TASK OBJECTIVE |
Comb through the entries for "this" and pull out each line that holds it.

EXERCISE INPUT |
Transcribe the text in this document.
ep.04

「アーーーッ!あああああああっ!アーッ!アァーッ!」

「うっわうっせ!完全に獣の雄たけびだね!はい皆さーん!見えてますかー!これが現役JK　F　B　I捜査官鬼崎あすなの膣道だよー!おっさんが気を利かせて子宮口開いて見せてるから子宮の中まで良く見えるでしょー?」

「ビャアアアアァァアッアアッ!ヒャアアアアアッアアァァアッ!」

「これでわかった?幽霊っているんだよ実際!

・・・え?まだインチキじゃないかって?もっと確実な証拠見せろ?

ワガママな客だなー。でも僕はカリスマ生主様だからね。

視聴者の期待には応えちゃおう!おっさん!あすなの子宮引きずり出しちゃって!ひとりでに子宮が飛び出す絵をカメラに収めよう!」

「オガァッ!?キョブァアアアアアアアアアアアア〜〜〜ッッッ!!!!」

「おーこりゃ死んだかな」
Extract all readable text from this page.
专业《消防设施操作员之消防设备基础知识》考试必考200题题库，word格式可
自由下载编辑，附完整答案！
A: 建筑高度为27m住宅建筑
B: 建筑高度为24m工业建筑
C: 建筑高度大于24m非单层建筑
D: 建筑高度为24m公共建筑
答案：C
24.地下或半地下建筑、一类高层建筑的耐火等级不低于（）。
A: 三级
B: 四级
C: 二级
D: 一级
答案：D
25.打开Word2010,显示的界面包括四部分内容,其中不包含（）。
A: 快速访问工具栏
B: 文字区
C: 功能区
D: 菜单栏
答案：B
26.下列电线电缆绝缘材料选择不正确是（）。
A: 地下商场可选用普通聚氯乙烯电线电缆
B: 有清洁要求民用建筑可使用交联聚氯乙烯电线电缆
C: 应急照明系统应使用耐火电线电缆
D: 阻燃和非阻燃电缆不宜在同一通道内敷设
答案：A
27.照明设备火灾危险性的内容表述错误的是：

EXERCISE SOLUTION |
Transcribe the text in this document.
Extract all readable text from this page.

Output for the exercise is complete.